Data excerpts

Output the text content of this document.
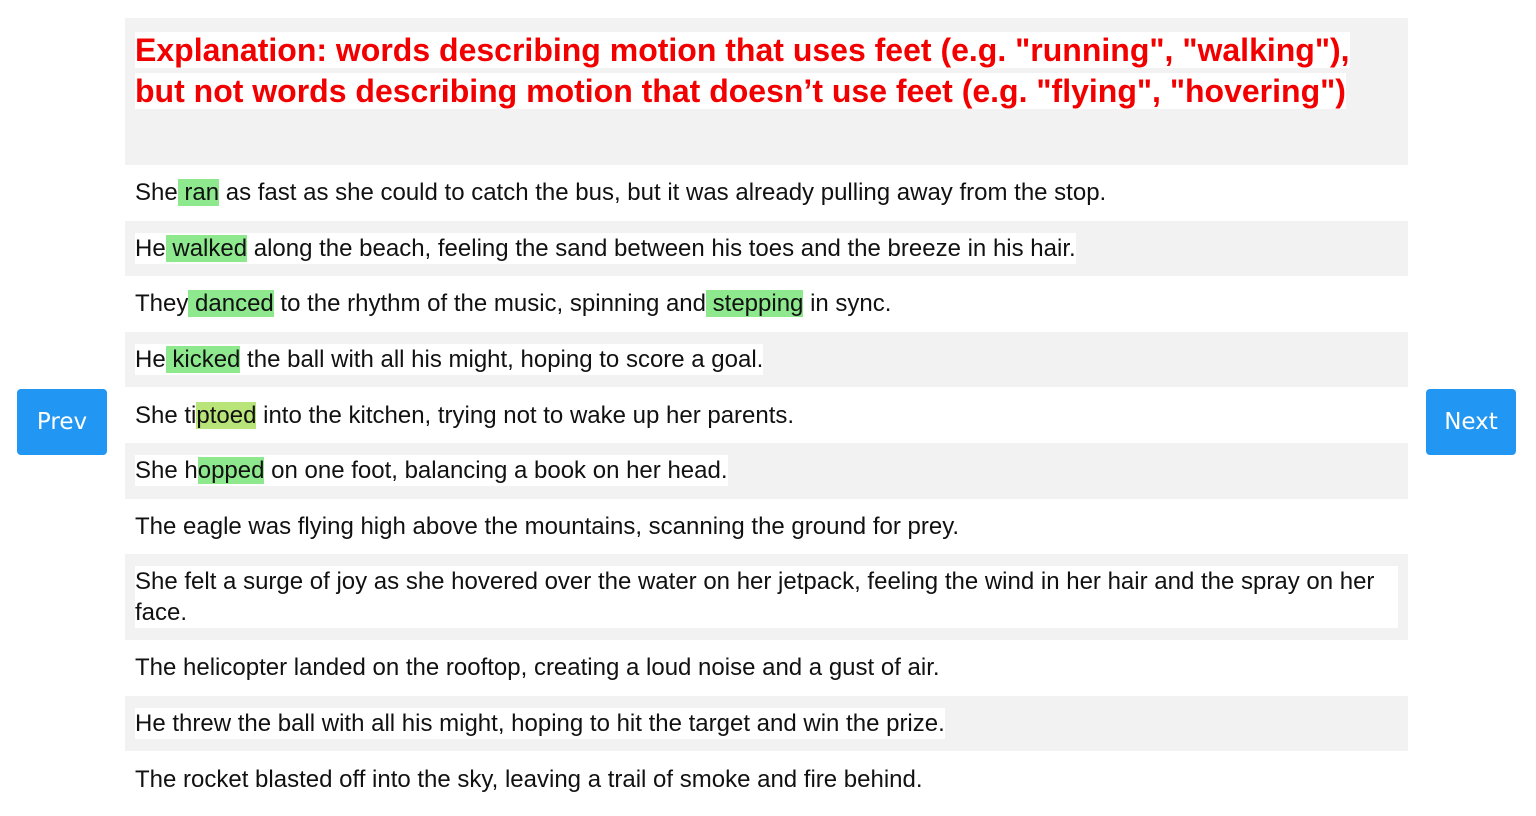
Prev	Next
Explanation: words describing motion that uses feet (e.g. "running", "walking"), but not words describing motion that doesn’t use feet (e.g. "flying", "hovering")
She ran as fast as she could to catch the bus, but it was already pulling away from the stop.
He walked along the beach, feeling the sand between his toes and the breeze in his hair.
They danced to the rhythm of the music, spinning and stepping in sync.
He kicked the ball with all his might, hoping to score a goal.
She tiptoed into the kitchen, trying not to wake up her parents.
She hopped on one foot, balancing a book on her head.
The eagle was flying high above the mountains, scanning the ground for prey.
She felt a surge of joy as she hovered over the water on her jetpack, feeling the wind in her hair and the spray on her face.
The helicopter landed on the rooftop, creating a loud noise and a gust of air.
He threw the ball with all his might, hoping to hit the target and win the prize.
The rocket blasted off into the sky, leaving a trail of smoke and fire behind.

- [Description of the task]:
Reproduce every entry word for word, but skip any pictures.

- [Answer to the exercise]:
Output the text content of this document.
Prev	Next
Explanation: words describing motion that uses feet (e.g. "running", "walking"), but not words describing motion that doesn’t use feet (e.g. "flying", "hovering")
She ran as fast as she could to catch the bus, but it was already pulling away from the stop.
He walked along the beach, feeling the sand between his toes and the breeze in his hair.
They danced to the rhythm of the music, spinning and stepping in sync.
He kicked the ball with all his might, hoping to score a goal.
She tiptoed into the kitchen, trying not to wake up her parents.
She hopped on one foot, balancing a book on her head.
The eagle was flying high above the mountains, scanning the ground for prey.
She felt a surge of joy as she hovered over the water on her jetpack, feeling the wind in her hair and the spray on her face.
The helicopter landed on the rooftop, creating a loud noise and a gust of air.
He threw the ball with all his might, hoping to hit the target and win the prize.
The rocket blasted off into the sky, leaving a trail of smoke and fire behind.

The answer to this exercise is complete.